--- start of Exercise materials ---
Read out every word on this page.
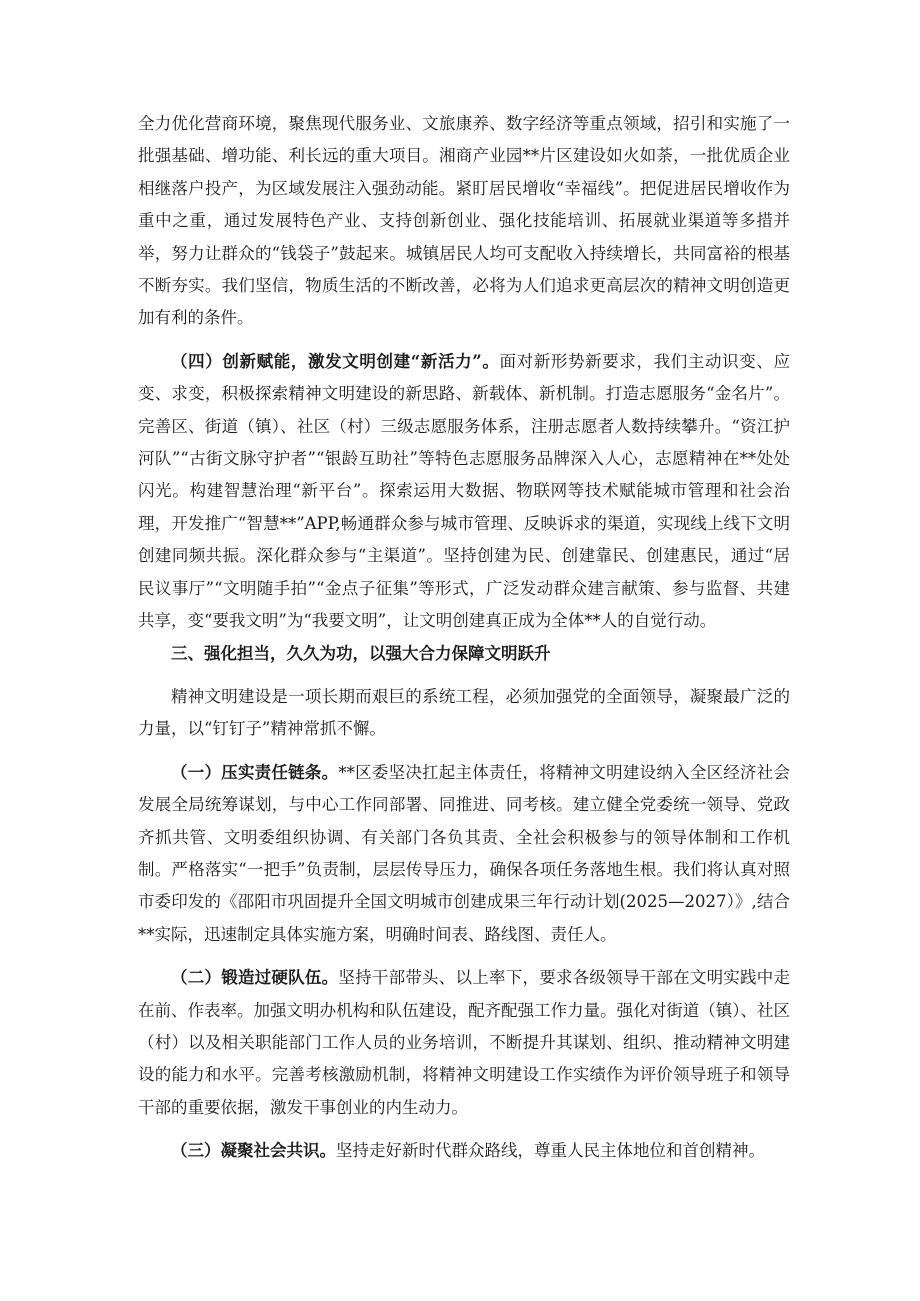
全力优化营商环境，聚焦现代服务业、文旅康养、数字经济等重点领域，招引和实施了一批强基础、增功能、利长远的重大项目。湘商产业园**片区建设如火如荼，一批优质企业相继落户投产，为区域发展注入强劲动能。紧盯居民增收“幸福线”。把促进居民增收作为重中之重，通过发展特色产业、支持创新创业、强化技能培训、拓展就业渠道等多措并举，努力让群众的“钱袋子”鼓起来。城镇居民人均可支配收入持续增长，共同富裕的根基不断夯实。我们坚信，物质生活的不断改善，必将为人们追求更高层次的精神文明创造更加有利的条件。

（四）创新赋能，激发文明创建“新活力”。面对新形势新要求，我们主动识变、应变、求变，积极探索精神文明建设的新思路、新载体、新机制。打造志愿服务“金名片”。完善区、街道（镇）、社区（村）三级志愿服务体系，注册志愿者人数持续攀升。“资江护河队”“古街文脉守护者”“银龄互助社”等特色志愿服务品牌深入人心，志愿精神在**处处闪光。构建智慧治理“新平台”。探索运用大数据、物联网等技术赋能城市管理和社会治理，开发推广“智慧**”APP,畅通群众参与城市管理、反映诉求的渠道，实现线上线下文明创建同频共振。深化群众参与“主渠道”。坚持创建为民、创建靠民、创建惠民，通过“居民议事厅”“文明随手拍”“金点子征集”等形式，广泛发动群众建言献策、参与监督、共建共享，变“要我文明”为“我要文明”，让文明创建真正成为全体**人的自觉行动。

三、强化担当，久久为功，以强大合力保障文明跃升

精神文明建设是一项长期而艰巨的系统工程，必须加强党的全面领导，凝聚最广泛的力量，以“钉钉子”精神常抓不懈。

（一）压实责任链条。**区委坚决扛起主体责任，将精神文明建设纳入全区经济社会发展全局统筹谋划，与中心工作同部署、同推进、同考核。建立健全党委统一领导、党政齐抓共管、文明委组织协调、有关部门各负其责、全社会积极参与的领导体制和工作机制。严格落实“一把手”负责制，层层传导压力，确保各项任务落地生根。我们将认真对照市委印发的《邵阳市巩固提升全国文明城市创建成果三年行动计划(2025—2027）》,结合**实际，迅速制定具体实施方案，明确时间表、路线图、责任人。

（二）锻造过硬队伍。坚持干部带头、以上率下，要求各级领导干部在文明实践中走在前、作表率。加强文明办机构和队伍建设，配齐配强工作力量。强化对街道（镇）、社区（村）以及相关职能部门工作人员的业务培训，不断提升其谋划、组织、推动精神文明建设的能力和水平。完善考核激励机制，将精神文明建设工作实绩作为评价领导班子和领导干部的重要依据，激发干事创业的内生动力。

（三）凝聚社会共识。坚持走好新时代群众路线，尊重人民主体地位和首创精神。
--- end of Exercise materials ---
--- start of Exercise materials ---
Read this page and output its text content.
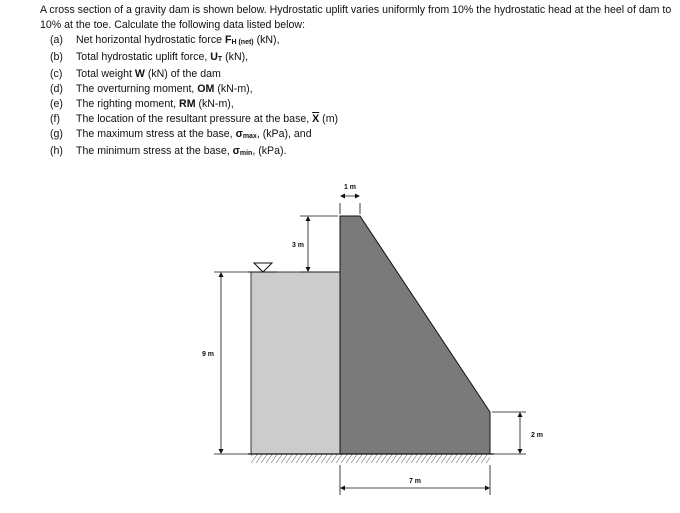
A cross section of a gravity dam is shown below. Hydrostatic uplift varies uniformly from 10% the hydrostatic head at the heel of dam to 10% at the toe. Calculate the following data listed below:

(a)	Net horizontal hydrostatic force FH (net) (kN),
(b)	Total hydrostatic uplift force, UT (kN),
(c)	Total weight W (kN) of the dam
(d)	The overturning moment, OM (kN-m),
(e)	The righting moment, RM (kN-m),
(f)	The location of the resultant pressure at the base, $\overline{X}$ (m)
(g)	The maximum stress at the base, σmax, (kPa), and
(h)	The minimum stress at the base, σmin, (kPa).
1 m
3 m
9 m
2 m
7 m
--- end of Exercise materials ---
What this task involves:
Copy out each line of the records where the string "Total" appears.

Full output:
(b)	Total hydrostatic uplift force, UT (kN),
(c)	Total weight W (kN) of the dam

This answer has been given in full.